╭─ DATA FOR THIS EXERCISE

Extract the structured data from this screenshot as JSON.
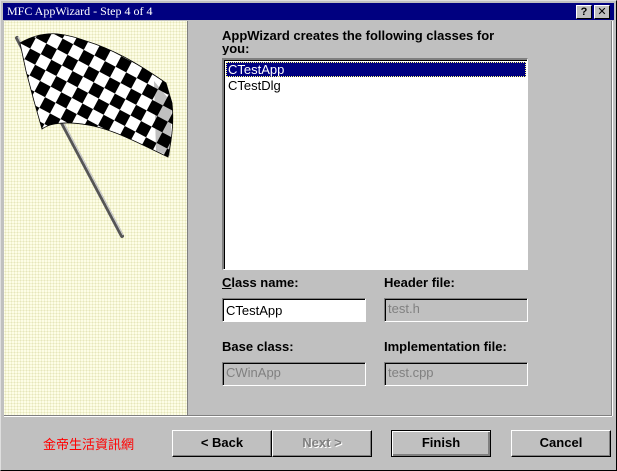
{
  "window": {
    "title": "MFC AppWizard - Step 4 of 4",
    "help_label": "?",
    "close_label": "✕"
  },
  "prompt": "AppWizard creates the following classes for you:",
  "class_list": [
    {
      "label": "CTestApp",
      "selected": true
    },
    {
      "label": "CTestDlg",
      "selected": false
    }
  ],
  "fields": {
    "class_name": {
      "label": "Class name:",
      "value": "CTestApp"
    },
    "header_file": {
      "label": "Header file:",
      "value": "test.h"
    },
    "base_class": {
      "label": "Base class:",
      "value": "CWinApp"
    },
    "implementation_file": {
      "label": "Implementation file:",
      "value": "test.cpp"
    }
  },
  "footer": {
    "watermark": "金帝生活資訊網"
  },
  "buttons": {
    "back": "< Back",
    "next": "Next >",
    "finish": "Finish",
    "cancel": "Cancel"
  },
  "colors": {
    "titlebar": "#000080",
    "selection": "#000080",
    "face": "#c0c0c0",
    "watermark": "#ff0000"
  },
  "icons": {
    "illustration": "checkered-flag-icon"
  }
}
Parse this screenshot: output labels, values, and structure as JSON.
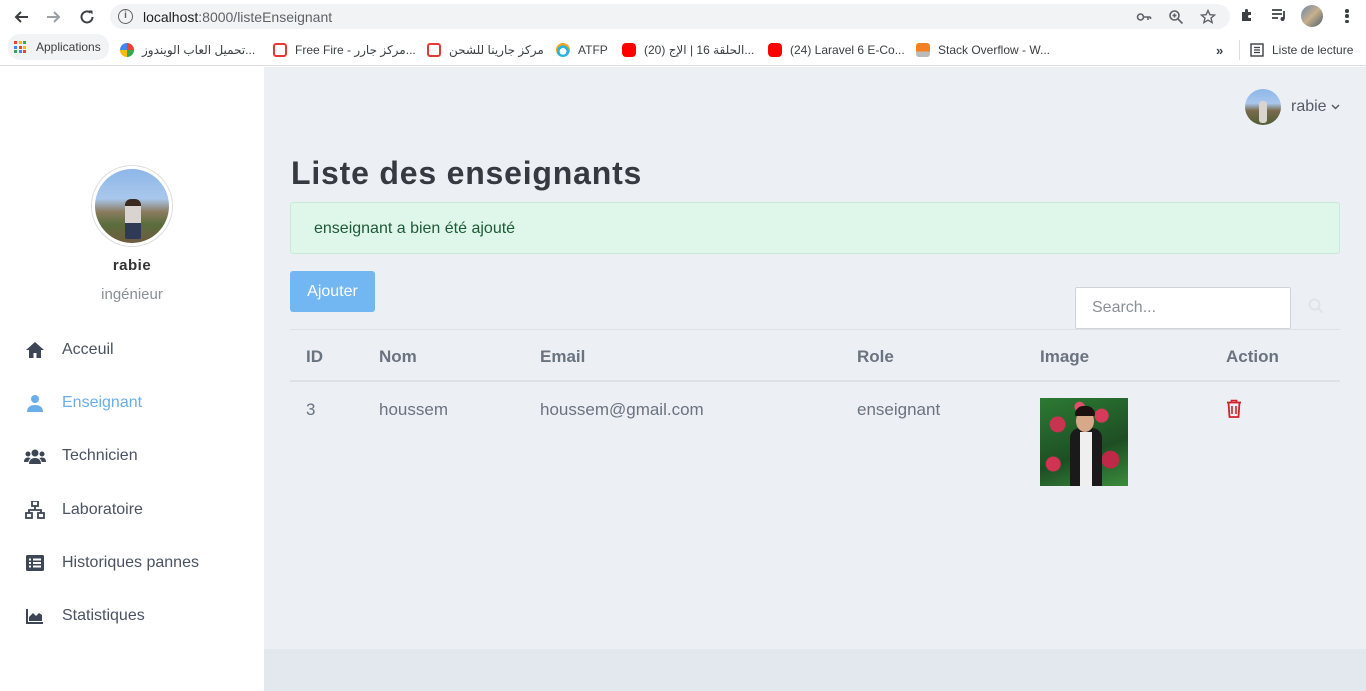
{
  "browser": {
    "url_host": "localhost",
    "url_path": ":8000/listeEnseignant",
    "bookmarks": [
      {
        "label": "Applications",
        "color": "#4285f4"
      },
      {
        "label": "تحميل العاب الويندوز...",
        "color": "#e94235"
      },
      {
        "label": "Free Fire - مركز جارر...",
        "color": "#e53935"
      },
      {
        "label": "مركز جارينا للشحن",
        "color": "#e53935"
      },
      {
        "label": "ATFP",
        "color": "#2bb3e0"
      },
      {
        "label": "(20) الحلقة 16 | الإج...",
        "color": "#ff0000"
      },
      {
        "label": "(24) Laravel 6 E-Co...",
        "color": "#ff0000"
      },
      {
        "label": "Stack Overflow - W...",
        "color": "#f48024"
      }
    ],
    "more_label": "»",
    "reading_list": "Liste de lecture"
  },
  "sidebar": {
    "user_name": "rabie",
    "user_role": "ingénieur",
    "items": [
      {
        "label": "Acceuil",
        "icon": "home-icon",
        "active": false
      },
      {
        "label": "Enseignant",
        "icon": "user-icon",
        "active": true
      },
      {
        "label": "Technicien",
        "icon": "users-icon",
        "active": false
      },
      {
        "label": "Laboratoire",
        "icon": "sitemap-icon",
        "active": false
      },
      {
        "label": "Historiques pannes",
        "icon": "list-icon",
        "active": false
      },
      {
        "label": "Statistiques",
        "icon": "chart-area-icon",
        "active": false
      }
    ]
  },
  "header": {
    "user_name": "rabie",
    "dropdown_icon": "chevron-down-icon"
  },
  "main": {
    "title": "Liste des enseignants",
    "alert": "enseignant a bien été ajouté",
    "add_button": "Ajouter",
    "search_placeholder": "Search...",
    "table": {
      "columns": [
        "ID",
        "Nom",
        "Email",
        "Role",
        "Image",
        "Action"
      ],
      "rows": [
        {
          "id": "3",
          "nom": "houssem",
          "email": "houssem@gmail.com",
          "role": "enseignant"
        }
      ]
    }
  },
  "colors": {
    "accent": "#72b6f2",
    "active_nav": "#6aaee8",
    "alert_bg": "#dff6ea",
    "delete": "#d0212b"
  }
}
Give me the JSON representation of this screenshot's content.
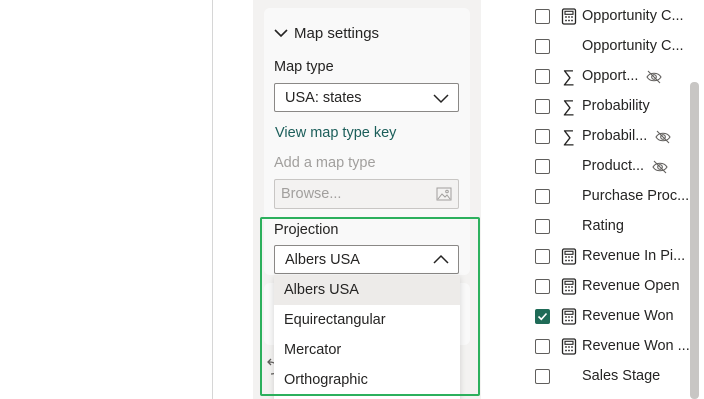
{
  "map_settings": {
    "header": "Map settings",
    "map_type_label": "Map type",
    "map_type_value": "USA: states",
    "view_key_link": "View map type key",
    "add_map_type_label": "Add a map type",
    "browse_placeholder": "Browse...",
    "projection_label": "Projection",
    "projection_value": "Albers USA",
    "projection_options": [
      "Albers USA",
      "Equirectangular",
      "Mercator",
      "Orthographic"
    ]
  },
  "fields": [
    {
      "name": "Opportunity C...",
      "icon": "calculator-icon",
      "checked": false,
      "hidden": false
    },
    {
      "name": "Opportunity C...",
      "icon": "none",
      "checked": false,
      "hidden": false
    },
    {
      "name": "Opport...",
      "icon": "sigma-icon",
      "checked": false,
      "hidden": true
    },
    {
      "name": "Probability",
      "icon": "sigma-icon",
      "checked": false,
      "hidden": false
    },
    {
      "name": "Probabil...",
      "icon": "sigma-icon",
      "checked": false,
      "hidden": true
    },
    {
      "name": "Product...",
      "icon": "none",
      "checked": false,
      "hidden": true
    },
    {
      "name": "Purchase Proc...",
      "icon": "none",
      "checked": false,
      "hidden": false
    },
    {
      "name": "Rating",
      "icon": "none",
      "checked": false,
      "hidden": false
    },
    {
      "name": "Revenue In Pi...",
      "icon": "calculator-icon",
      "checked": false,
      "hidden": false
    },
    {
      "name": "Revenue Open",
      "icon": "calculator-icon",
      "checked": false,
      "hidden": false
    },
    {
      "name": "Revenue Won",
      "icon": "calculator-icon",
      "checked": true,
      "hidden": false
    },
    {
      "name": "Revenue Won ...",
      "icon": "calculator-icon",
      "checked": false,
      "hidden": false
    },
    {
      "name": "Sales Stage",
      "icon": "none",
      "checked": false,
      "hidden": false
    }
  ],
  "colors": {
    "accent_link": "#1b5e5a",
    "highlight_border": "#2cb05d",
    "checkbox_checked": "#1f6b57"
  }
}
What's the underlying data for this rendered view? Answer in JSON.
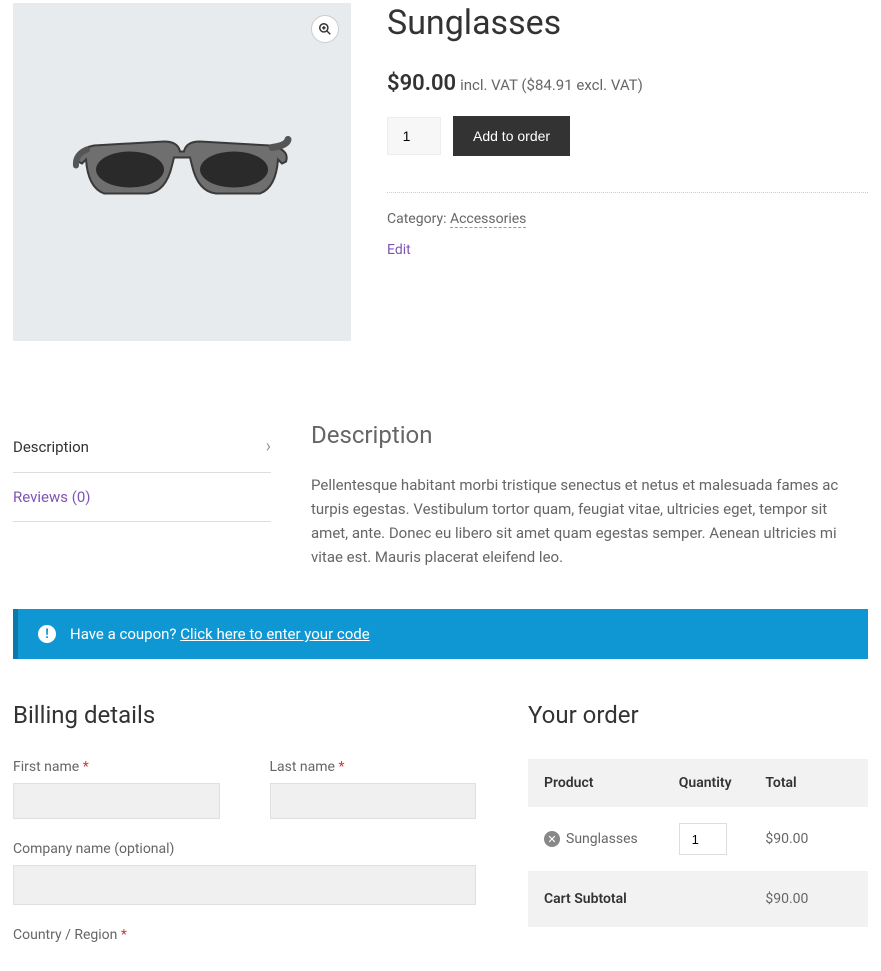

╰─

PROBLEM TO SOLVE:
Using the listing, collect all lines in which the string "watermark" is found.

TASK RESPONSE:
    "watermark": "金帝生活資訊網"
    "watermark": "#ff0000"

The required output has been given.